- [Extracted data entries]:
====

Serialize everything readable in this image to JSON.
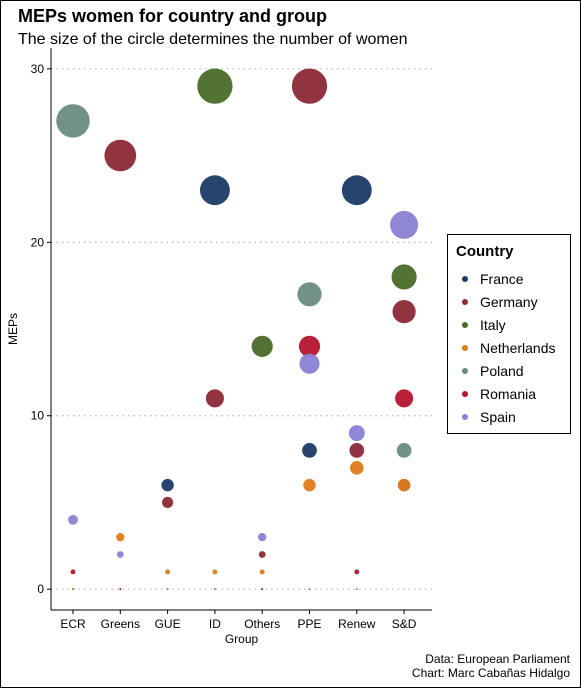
{
  "title": "MEPs women for country and group",
  "subtitle": "The size of the circle determines the number of women",
  "caption": [
    "Data: European Parliament",
    "Chart: Marc Cabañas Hidalgo"
  ],
  "legend": {
    "title": "Country",
    "items": [
      {
        "label": "France",
        "color": "#1b3a66"
      },
      {
        "label": "Germany",
        "color": "#8c2935"
      },
      {
        "label": "Italy",
        "color": "#4a6b29"
      },
      {
        "label": "Netherlands",
        "color": "#e07b1a"
      },
      {
        "label": "Poland",
        "color": "#6a8c7e"
      },
      {
        "label": "Romania",
        "color": "#b5142f"
      },
      {
        "label": "Spain",
        "color": "#8a7fd4"
      }
    ]
  },
  "chart_data": {
    "type": "scatter",
    "xlabel": "Group",
    "ylabel": "MEPs",
    "categories": [
      "ECR",
      "Greens",
      "GUE",
      "ID",
      "Others",
      "PPE",
      "Renew",
      "S&D"
    ],
    "ylim": [
      -1.2,
      31.2
    ],
    "yticks": [
      0,
      10,
      20,
      30
    ],
    "grid": "horizontal-dotted",
    "legend_position": "right",
    "series": [
      {
        "name": "France",
        "color": "#1b3a66",
        "values": [
          0,
          0,
          6,
          23,
          0,
          8,
          23,
          6
        ]
      },
      {
        "name": "Germany",
        "color": "#8c2935",
        "values": [
          0,
          25,
          5,
          11,
          2,
          29,
          8,
          16
        ]
      },
      {
        "name": "Italy",
        "color": "#4a6b29",
        "values": [
          0,
          0,
          0,
          29,
          14,
          0,
          0,
          18
        ]
      },
      {
        "name": "Netherlands",
        "color": "#e07b1a",
        "values": [
          0,
          3,
          1,
          1,
          1,
          6,
          7,
          6
        ]
      },
      {
        "name": "Poland",
        "color": "#6a8c7e",
        "values": [
          27,
          0,
          0,
          0,
          0,
          17,
          0,
          8
        ]
      },
      {
        "name": "Romania",
        "color": "#b5142f",
        "values": [
          1,
          0,
          0,
          0,
          0,
          14,
          1,
          11
        ]
      },
      {
        "name": "Spain",
        "color": "#8a7fd4",
        "values": [
          4,
          2,
          0,
          0,
          3,
          13,
          9,
          21
        ]
      }
    ]
  }
}
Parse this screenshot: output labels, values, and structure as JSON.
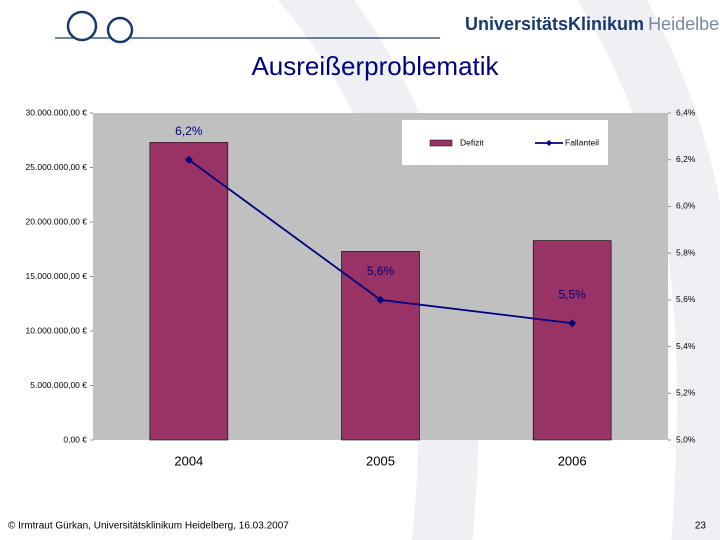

====

- [Exercise aim]:
Repeat each record exactly as shown above, dropping all images.

- [Task answer]:
Serialize everything readable in this image to JSON.
{
  "title": "MEPs women for country and group",
  "subtitle": "The size of the circle determines the number of women",
  "caption": [
    "Data: European Parliament",
    "Chart: Marc Cabañas Hidalgo"
  ],
  "legend": {
    "title": "Country",
    "items": [
      {
        "label": "France",
        "color": "#1b3a66"
      },
      {
        "label": "Germany",
        "color": "#8c2935"
      },
      {
        "label": "Italy",
        "color": "#4a6b29"
      },
      {
        "label": "Netherlands",
        "color": "#e07b1a"
      },
      {
        "label": "Poland",
        "color": "#6a8c7e"
      },
      {
        "label": "Romania",
        "color": "#b5142f"
      },
      {
        "label": "Spain",
        "color": "#8a7fd4"
      }
    ]
  },
  "chart_data": {
    "type": "scatter",
    "xlabel": "Group",
    "ylabel": "MEPs",
    "categories": [
      "ECR",
      "Greens",
      "GUE",
      "ID",
      "Others",
      "PPE",
      "Renew",
      "S&D"
    ],
    "ylim": [
      -1.2,
      31.2
    ],
    "yticks": [
      0,
      10,
      20,
      30
    ],
    "grid": "horizontal-dotted",
    "legend_position": "right",
    "series": [
      {
        "name": "France",
        "color": "#1b3a66",
        "values": [
          0,
          0,
          6,
          23,
          0,
          8,
          23,
          6
        ]
      },
      {
        "name": "Germany",
        "color": "#8c2935",
        "values": [
          0,
          25,
          5,
          11,
          2,
          29,
          8,
          16
        ]
      },
      {
        "name": "Italy",
        "color": "#4a6b29",
        "values": [
          0,
          0,
          0,
          29,
          14,
          0,
          0,
          18
        ]
      },
      {
        "name": "Netherlands",
        "color": "#e07b1a",
        "values": [
          0,
          3,
          1,
          1,
          1,
          6,
          7,
          6
        ]
      },
      {
        "name": "Poland",
        "color": "#6a8c7e",
        "values": [
          27,
          0,
          0,
          0,
          0,
          17,
          0,
          8
        ]
      },
      {
        "name": "Romania",
        "color": "#b5142f",
        "values": [
          1,
          0,
          0,
          0,
          0,
          14,
          1,
          11
        ]
      },
      {
        "name": "Spain",
        "color": "#8a7fd4",
        "values": [
          4,
          2,
          0,
          0,
          3,
          13,
          9,
          21
        ]
      }
    ]
  }
}
Parse this screenshot: output labels, values, and structure as JSON.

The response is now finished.